Selected text —
In his introductory essay for Volume 5, Issue 2, our executive editor looks at the role of emotions in war, the anxiety of the current moment, and how to have serenity about it all.

I have been thinking recently of Thomas Schelling and the serenity prayer. This may seem an unlikely combination, but the wisdom in those short verses seems to encapsulate much of the essence of deterrence and coercion theory: “Grant me the serenity to accept the things I cannot change, the courage to change the things I can, and the wisdom to know the difference.” A person or state confronted with a situation, whether actual or threatened, can either accept it or try to change it. If they do not try to change it, they will have to learn to live with it. If they do try to change it, the success they enjoy will depend largely upon their wisdom in assessing whether it was within their capacity to do so.

Raw data —
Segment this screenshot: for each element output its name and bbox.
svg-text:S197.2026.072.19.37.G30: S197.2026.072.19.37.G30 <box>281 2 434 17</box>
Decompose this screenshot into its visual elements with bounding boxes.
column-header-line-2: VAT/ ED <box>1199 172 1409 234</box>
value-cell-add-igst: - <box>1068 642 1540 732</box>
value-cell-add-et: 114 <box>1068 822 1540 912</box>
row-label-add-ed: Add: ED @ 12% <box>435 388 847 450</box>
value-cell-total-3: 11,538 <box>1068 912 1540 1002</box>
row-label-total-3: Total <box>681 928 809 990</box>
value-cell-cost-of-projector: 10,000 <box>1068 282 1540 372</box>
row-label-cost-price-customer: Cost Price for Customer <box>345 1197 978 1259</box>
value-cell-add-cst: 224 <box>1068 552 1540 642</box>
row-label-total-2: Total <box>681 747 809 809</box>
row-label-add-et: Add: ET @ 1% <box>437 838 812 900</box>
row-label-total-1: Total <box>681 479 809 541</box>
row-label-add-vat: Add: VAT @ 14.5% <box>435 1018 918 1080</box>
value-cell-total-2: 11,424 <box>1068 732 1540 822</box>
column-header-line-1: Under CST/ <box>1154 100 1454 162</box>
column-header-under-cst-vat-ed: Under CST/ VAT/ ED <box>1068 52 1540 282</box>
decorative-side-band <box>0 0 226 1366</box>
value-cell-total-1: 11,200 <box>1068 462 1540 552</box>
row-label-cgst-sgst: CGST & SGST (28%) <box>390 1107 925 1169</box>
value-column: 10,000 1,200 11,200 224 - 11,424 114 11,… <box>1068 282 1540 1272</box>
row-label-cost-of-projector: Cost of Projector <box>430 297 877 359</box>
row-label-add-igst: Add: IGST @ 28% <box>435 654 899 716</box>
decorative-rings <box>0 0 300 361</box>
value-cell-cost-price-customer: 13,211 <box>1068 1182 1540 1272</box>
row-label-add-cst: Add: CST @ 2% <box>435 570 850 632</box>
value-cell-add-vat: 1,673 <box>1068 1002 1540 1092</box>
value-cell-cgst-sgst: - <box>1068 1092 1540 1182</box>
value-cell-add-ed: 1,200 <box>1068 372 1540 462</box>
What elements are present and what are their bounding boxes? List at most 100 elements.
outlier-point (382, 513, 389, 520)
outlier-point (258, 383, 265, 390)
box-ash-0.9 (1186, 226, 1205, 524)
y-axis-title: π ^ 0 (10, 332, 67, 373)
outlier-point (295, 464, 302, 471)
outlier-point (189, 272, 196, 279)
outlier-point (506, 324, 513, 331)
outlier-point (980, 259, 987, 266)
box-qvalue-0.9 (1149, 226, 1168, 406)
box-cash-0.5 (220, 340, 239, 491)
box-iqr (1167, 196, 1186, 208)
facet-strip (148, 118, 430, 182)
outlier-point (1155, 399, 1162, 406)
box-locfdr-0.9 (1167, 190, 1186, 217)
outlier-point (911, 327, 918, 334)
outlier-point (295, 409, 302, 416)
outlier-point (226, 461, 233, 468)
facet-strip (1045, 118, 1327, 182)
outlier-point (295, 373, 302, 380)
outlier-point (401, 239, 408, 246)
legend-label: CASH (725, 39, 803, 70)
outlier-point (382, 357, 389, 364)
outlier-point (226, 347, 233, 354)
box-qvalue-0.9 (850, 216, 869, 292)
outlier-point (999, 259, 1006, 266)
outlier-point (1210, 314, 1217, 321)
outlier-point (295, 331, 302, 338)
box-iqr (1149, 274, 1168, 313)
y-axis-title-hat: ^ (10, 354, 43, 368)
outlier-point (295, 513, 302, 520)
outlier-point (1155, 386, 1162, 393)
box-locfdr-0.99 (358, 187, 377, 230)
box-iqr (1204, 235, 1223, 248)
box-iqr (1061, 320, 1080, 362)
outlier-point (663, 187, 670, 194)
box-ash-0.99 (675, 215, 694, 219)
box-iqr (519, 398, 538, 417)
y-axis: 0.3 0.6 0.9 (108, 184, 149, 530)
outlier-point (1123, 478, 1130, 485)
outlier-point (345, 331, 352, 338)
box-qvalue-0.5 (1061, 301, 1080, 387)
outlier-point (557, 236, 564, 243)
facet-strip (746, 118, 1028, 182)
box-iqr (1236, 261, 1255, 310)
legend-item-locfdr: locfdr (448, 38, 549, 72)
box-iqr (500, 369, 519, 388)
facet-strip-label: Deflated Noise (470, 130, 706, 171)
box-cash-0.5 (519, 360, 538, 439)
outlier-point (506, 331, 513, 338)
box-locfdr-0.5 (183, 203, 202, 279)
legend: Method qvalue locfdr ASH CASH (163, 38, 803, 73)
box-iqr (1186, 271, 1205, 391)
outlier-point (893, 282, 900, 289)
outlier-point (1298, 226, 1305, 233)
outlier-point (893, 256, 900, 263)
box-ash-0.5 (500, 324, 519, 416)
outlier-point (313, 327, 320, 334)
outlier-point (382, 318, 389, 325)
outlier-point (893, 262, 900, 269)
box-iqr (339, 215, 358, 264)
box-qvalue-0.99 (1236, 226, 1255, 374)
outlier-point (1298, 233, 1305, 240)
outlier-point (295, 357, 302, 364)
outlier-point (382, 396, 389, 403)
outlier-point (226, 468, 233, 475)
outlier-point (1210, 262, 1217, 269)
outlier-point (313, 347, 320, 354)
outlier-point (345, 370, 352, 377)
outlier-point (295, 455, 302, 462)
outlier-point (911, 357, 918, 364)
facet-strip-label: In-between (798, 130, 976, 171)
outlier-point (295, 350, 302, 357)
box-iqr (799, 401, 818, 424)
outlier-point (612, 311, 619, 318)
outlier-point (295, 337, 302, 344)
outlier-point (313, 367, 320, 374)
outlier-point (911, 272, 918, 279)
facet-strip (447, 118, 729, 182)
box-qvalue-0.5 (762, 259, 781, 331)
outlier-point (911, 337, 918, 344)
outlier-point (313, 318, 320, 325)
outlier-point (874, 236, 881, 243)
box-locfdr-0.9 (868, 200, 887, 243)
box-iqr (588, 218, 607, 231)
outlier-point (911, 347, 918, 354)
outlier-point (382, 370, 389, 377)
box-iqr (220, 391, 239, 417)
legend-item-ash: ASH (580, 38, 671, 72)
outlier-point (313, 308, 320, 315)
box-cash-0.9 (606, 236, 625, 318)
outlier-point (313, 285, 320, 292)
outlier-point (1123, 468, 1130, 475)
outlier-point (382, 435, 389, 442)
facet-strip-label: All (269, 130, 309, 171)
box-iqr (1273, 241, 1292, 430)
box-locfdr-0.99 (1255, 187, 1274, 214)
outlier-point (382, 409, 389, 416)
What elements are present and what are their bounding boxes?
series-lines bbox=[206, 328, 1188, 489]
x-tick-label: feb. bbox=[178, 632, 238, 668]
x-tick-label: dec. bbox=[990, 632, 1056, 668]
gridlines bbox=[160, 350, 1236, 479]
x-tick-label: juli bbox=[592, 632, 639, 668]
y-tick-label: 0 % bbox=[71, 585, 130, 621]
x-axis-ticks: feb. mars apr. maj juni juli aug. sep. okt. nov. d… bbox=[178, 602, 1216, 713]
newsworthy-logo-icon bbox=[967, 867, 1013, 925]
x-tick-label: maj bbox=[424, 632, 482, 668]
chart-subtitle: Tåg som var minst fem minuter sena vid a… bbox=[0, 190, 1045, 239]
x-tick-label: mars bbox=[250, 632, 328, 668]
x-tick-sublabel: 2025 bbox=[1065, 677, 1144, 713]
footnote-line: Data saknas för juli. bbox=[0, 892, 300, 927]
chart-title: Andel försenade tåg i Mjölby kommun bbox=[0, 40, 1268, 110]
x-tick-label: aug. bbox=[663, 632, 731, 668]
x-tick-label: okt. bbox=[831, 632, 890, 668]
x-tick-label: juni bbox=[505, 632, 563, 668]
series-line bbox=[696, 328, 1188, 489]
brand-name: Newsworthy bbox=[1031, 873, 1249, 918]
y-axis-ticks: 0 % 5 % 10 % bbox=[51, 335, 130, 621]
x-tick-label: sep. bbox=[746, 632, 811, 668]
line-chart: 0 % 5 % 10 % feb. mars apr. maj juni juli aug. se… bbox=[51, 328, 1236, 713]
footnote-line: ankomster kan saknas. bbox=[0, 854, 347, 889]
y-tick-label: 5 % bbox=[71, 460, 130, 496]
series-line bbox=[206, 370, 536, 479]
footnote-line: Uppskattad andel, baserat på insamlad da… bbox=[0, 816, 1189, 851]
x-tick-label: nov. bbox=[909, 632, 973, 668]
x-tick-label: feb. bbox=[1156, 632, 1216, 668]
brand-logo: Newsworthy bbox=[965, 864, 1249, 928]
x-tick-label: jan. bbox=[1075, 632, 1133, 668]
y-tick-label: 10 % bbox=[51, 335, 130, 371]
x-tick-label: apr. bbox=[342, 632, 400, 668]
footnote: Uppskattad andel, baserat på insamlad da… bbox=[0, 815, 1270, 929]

Questions on the material —
(a) Output the essay excerpt word for word, starting at "In his introductory" and ending at "capacity to do so.".
(b) Answer these questions from the essay excerpt:
(i) Which volume and issue is the essay written for?
(ii) Which person does the author pair with the serenity prayer?
(iii) What does the success of a person or state that tries to change a situation largely depend on?

Answers —
(a)
In his introductory essay for Volume 5, Issue 2, our executive editor looks at the role of emotions in war, the anxiety of the current moment, and how to have serenity about it all.

I have been thinking recently of Thomas Schelling and the serenity prayer. This may seem an unlikely combination, but the wisdom in those short verses seems to encapsulate much of the essence of deterrence and coercion theory: “Grant me the serenity to accept the things I cannot change, the courage to change the things I can, and the wisdom to know the difference.” A person or state confronted with a situation, whether actual or threatened, can either accept it or try to change it. If they do not try to change it, they will have to learn to live with it. If they do try to change it, the success they enjoy will depend largely upon their wisdom in assessing whether it was within their capacity to do so.

(b)
(i) Volume 5, Issue 2.
(ii) Thomas Schelling.
(iii) Their wisdom in assessing whether changing the situation was within their capacity.